> _Written request_
The entries below should be transcribed in their entirety, exactly as written.

╭─ The input

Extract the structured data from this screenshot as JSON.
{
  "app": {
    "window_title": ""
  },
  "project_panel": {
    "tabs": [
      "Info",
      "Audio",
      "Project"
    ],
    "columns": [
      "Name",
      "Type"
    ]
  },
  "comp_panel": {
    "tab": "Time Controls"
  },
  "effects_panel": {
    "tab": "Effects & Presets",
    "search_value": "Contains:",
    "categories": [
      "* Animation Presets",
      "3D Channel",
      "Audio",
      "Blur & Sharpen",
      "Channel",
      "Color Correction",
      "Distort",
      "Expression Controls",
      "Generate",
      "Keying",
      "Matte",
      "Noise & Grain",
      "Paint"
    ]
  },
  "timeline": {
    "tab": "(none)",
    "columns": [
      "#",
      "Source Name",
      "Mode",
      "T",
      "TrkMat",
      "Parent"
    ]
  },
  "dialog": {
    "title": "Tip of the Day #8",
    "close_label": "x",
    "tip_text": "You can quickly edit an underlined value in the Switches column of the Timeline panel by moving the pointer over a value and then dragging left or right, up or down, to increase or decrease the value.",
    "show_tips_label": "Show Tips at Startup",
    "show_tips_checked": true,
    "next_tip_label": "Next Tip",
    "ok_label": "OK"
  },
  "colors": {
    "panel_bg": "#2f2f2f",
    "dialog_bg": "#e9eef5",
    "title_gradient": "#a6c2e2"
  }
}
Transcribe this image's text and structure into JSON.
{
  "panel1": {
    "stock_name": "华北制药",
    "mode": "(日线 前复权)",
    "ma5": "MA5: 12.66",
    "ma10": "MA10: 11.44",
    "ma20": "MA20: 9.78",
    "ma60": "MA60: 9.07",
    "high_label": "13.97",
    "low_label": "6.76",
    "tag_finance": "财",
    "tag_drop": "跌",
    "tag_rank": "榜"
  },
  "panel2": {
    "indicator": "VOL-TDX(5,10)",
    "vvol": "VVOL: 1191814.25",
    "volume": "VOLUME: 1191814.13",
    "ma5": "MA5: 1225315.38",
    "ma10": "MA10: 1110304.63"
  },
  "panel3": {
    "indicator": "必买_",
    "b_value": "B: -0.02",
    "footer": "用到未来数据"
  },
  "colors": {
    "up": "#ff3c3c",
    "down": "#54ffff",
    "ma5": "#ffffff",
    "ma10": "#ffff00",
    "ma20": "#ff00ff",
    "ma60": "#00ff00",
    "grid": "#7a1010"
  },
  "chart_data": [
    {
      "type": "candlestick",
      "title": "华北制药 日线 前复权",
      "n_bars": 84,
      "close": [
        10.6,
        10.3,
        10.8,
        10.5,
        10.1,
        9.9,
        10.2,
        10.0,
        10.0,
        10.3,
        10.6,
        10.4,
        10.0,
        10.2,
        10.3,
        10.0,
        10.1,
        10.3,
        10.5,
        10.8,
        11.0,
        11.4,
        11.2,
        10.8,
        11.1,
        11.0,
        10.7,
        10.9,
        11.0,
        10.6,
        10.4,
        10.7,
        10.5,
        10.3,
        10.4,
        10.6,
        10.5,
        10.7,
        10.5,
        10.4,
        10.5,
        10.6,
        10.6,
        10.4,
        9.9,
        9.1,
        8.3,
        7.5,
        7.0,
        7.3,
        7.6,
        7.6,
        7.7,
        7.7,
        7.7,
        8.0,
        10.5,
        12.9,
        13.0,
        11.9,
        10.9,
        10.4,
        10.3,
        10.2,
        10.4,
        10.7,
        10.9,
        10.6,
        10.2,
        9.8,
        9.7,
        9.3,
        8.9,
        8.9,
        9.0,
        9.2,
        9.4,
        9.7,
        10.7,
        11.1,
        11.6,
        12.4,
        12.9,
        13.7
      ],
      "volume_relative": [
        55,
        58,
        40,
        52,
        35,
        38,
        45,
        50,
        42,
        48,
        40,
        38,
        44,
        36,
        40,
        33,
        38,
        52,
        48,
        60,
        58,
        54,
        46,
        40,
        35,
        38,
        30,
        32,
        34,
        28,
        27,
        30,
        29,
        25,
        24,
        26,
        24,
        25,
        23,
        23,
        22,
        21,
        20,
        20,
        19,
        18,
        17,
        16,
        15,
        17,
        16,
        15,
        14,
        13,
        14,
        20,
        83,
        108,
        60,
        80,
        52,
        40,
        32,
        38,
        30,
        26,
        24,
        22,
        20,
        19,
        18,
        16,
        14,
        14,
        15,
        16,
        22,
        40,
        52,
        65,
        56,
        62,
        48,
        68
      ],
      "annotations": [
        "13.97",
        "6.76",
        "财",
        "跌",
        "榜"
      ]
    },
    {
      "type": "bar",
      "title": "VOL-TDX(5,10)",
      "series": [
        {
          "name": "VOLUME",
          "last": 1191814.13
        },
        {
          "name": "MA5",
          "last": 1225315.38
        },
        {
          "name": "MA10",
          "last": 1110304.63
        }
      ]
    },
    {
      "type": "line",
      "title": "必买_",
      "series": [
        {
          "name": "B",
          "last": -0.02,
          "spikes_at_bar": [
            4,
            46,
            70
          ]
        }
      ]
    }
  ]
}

╰─

> _Result for this task_
Extract the structured data from this screenshot as JSON.
{
  "app": {
    "window_title": ""
  },
  "project_panel": {
    "tabs": [
      "Info",
      "Audio",
      "Project"
    ],
    "columns": [
      "Name",
      "Type"
    ]
  },
  "comp_panel": {
    "tab": "Time Controls"
  },
  "effects_panel": {
    "tab": "Effects & Presets",
    "search_value": "Contains:",
    "categories": [
      "* Animation Presets",
      "3D Channel",
      "Audio",
      "Blur & Sharpen",
      "Channel",
      "Color Correction",
      "Distort",
      "Expression Controls",
      "Generate",
      "Keying",
      "Matte",
      "Noise & Grain",
      "Paint"
    ]
  },
  "timeline": {
    "tab": "(none)",
    "columns": [
      "#",
      "Source Name",
      "Mode",
      "T",
      "TrkMat",
      "Parent"
    ]
  },
  "dialog": {
    "title": "Tip of the Day #8",
    "close_label": "x",
    "tip_text": "You can quickly edit an underlined value in the Switches column of the Timeline panel by moving the pointer over a value and then dragging left or right, up or down, to increase or decrease the value.",
    "show_tips_label": "Show Tips at Startup",
    "show_tips_checked": true,
    "next_tip_label": "Next Tip",
    "ok_label": "OK"
  },
  "colors": {
    "panel_bg": "#2f2f2f",
    "dialog_bg": "#e9eef5",
    "title_gradient": "#a6c2e2"
  }
}
Transcribe this image's text and structure into JSON.
{
  "panel1": {
    "stock_name": "华北制药",
    "mode": "(日线 前复权)",
    "ma5": "MA5: 12.66",
    "ma10": "MA10: 11.44",
    "ma20": "MA20: 9.78",
    "ma60": "MA60: 9.07",
    "high_label": "13.97",
    "low_label": "6.76",
    "tag_finance": "财",
    "tag_drop": "跌",
    "tag_rank": "榜"
  },
  "panel2": {
    "indicator": "VOL-TDX(5,10)",
    "vvol": "VVOL: 1191814.25",
    "volume": "VOLUME: 1191814.13",
    "ma5": "MA5: 1225315.38",
    "ma10": "MA10: 1110304.63"
  },
  "panel3": {
    "indicator": "必买_",
    "b_value": "B: -0.02",
    "footer": "用到未来数据"
  },
  "colors": {
    "up": "#ff3c3c",
    "down": "#54ffff",
    "ma5": "#ffffff",
    "ma10": "#ffff00",
    "ma20": "#ff00ff",
    "ma60": "#00ff00",
    "grid": "#7a1010"
  },
  "chart_data": [
    {
      "type": "candlestick",
      "title": "华北制药 日线 前复权",
      "n_bars": 84,
      "close": [
        10.6,
        10.3,
        10.8,
        10.5,
        10.1,
        9.9,
        10.2,
        10.0,
        10.0,
        10.3,
        10.6,
        10.4,
        10.0,
        10.2,
        10.3,
        10.0,
        10.1,
        10.3,
        10.5,
        10.8,
        11.0,
        11.4,
        11.2,
        10.8,
        11.1,
        11.0,
        10.7,
        10.9,
        11.0,
        10.6,
        10.4,
        10.7,
        10.5,
        10.3,
        10.4,
        10.6,
        10.5,
        10.7,
        10.5,
        10.4,
        10.5,
        10.6,
        10.6,
        10.4,
        9.9,
        9.1,
        8.3,
        7.5,
        7.0,
        7.3,
        7.6,
        7.6,
        7.7,
        7.7,
        7.7,
        8.0,
        10.5,
        12.9,
        13.0,
        11.9,
        10.9,
        10.4,
        10.3,
        10.2,
        10.4,
        10.7,
        10.9,
        10.6,
        10.2,
        9.8,
        9.7,
        9.3,
        8.9,
        8.9,
        9.0,
        9.2,
        9.4,
        9.7,
        10.7,
        11.1,
        11.6,
        12.4,
        12.9,
        13.7
      ],
      "volume_relative": [
        55,
        58,
        40,
        52,
        35,
        38,
        45,
        50,
        42,
        48,
        40,
        38,
        44,
        36,
        40,
        33,
        38,
        52,
        48,
        60,
        58,
        54,
        46,
        40,
        35,
        38,
        30,
        32,
        34,
        28,
        27,
        30,
        29,
        25,
        24,
        26,
        24,
        25,
        23,
        23,
        22,
        21,
        20,
        20,
        19,
        18,
        17,
        16,
        15,
        17,
        16,
        15,
        14,
        13,
        14,
        20,
        83,
        108,
        60,
        80,
        52,
        40,
        32,
        38,
        30,
        26,
        24,
        22,
        20,
        19,
        18,
        16,
        14,
        14,
        15,
        16,
        22,
        40,
        52,
        65,
        56,
        62,
        48,
        68
      ],
      "annotations": [
        "13.97",
        "6.76",
        "财",
        "跌",
        "榜"
      ]
    },
    {
      "type": "bar",
      "title": "VOL-TDX(5,10)",
      "series": [
        {
          "name": "VOLUME",
          "last": 1191814.13
        },
        {
          "name": "MA5",
          "last": 1225315.38
        },
        {
          "name": "MA10",
          "last": 1110304.63
        }
      ]
    },
    {
      "type": "line",
      "title": "必买_",
      "series": [
        {
          "name": "B",
          "last": -0.02,
          "spikes_at_bar": [
            4,
            46,
            70
          ]
        }
      ]
    }
  ]
}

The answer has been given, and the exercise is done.